**YOUR OBJECTIVE**
How many lines of the records below contain the string "nome", matching case exactly? Reply with the number alone.

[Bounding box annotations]
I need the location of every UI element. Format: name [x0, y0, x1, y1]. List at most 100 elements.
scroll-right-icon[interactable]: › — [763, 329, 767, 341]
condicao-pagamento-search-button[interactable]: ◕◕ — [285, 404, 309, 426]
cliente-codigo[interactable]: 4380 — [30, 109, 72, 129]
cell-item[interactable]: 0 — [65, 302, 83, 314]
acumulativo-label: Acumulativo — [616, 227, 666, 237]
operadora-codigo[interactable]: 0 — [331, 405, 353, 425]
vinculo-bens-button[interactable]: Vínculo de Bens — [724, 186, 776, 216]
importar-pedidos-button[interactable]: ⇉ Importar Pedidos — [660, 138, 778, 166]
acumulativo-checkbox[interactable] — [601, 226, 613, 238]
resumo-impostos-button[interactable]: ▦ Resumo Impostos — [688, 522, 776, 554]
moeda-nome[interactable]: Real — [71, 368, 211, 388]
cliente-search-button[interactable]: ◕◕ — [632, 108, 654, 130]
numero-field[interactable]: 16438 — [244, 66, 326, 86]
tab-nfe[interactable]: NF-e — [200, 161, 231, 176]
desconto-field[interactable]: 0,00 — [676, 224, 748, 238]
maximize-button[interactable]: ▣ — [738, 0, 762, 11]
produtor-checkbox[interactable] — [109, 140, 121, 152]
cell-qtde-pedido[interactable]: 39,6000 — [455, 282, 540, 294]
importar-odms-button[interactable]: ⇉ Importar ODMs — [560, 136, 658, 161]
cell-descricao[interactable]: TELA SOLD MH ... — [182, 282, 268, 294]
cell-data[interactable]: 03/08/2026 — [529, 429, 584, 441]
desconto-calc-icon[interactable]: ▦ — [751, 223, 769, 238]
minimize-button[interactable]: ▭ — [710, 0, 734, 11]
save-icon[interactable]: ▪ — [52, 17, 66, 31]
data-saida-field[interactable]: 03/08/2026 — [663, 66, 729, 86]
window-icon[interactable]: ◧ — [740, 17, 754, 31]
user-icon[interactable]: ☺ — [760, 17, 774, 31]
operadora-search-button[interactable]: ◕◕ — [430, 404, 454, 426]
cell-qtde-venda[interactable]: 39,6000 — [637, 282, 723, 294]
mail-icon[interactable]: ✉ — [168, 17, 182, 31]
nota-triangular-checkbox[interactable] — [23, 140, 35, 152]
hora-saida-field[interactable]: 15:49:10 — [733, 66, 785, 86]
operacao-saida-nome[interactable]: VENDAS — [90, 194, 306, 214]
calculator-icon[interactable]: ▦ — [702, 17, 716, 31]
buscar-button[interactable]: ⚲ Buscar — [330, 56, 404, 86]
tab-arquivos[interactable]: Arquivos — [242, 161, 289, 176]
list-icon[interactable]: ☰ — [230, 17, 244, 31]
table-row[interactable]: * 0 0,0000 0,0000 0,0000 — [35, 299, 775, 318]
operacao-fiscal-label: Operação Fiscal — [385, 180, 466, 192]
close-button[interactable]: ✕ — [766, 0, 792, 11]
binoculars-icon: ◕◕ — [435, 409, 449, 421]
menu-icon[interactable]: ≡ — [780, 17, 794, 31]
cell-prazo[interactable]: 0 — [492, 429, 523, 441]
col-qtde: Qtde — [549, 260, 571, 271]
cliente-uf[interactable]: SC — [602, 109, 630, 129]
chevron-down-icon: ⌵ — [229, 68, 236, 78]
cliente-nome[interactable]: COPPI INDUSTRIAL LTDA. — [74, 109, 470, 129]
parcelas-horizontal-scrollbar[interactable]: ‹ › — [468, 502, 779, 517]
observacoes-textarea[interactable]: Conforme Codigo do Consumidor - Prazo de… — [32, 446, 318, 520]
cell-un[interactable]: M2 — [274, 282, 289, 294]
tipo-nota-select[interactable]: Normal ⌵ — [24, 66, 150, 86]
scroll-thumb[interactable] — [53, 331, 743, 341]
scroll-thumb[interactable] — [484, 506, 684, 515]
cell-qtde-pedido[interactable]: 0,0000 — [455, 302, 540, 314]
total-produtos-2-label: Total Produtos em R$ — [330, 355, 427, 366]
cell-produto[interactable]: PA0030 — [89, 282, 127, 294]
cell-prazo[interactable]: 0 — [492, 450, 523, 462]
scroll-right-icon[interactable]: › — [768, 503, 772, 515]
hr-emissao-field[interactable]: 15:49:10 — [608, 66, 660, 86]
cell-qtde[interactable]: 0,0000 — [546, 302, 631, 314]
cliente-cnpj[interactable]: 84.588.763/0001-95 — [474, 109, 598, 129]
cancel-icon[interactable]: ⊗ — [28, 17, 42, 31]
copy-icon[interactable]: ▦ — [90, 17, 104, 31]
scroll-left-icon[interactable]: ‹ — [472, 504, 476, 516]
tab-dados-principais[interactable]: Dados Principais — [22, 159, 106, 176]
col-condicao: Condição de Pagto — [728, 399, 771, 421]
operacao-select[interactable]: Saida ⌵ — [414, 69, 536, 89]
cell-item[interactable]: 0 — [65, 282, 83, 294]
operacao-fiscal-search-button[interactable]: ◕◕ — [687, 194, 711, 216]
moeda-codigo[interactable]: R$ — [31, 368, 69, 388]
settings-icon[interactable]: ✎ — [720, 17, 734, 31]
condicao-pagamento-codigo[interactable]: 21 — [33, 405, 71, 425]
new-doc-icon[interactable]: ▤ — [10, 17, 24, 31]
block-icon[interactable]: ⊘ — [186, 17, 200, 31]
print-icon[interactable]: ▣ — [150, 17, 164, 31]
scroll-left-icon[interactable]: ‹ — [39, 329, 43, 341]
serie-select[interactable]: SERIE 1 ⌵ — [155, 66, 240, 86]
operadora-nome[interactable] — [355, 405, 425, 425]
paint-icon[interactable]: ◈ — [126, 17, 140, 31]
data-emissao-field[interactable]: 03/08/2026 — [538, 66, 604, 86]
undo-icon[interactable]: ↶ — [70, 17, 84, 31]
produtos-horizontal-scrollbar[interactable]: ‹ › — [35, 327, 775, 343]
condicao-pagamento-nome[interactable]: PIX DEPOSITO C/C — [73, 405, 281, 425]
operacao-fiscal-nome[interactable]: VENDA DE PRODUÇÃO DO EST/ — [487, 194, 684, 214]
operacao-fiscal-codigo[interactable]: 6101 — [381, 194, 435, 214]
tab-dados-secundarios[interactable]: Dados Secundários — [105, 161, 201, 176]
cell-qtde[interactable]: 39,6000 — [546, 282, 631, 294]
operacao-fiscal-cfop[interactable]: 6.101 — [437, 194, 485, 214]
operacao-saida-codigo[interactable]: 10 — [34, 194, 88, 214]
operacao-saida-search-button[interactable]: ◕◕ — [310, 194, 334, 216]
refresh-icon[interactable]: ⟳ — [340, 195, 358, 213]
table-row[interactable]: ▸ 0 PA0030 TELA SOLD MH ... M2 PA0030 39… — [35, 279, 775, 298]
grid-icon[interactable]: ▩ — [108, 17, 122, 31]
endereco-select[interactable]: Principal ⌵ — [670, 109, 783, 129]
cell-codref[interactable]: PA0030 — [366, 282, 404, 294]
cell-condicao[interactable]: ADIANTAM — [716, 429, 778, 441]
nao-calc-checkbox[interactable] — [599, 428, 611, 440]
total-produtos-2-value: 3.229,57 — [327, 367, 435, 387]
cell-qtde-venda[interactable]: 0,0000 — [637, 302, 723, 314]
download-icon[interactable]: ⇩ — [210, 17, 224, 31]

**FINAL ANSWER**
6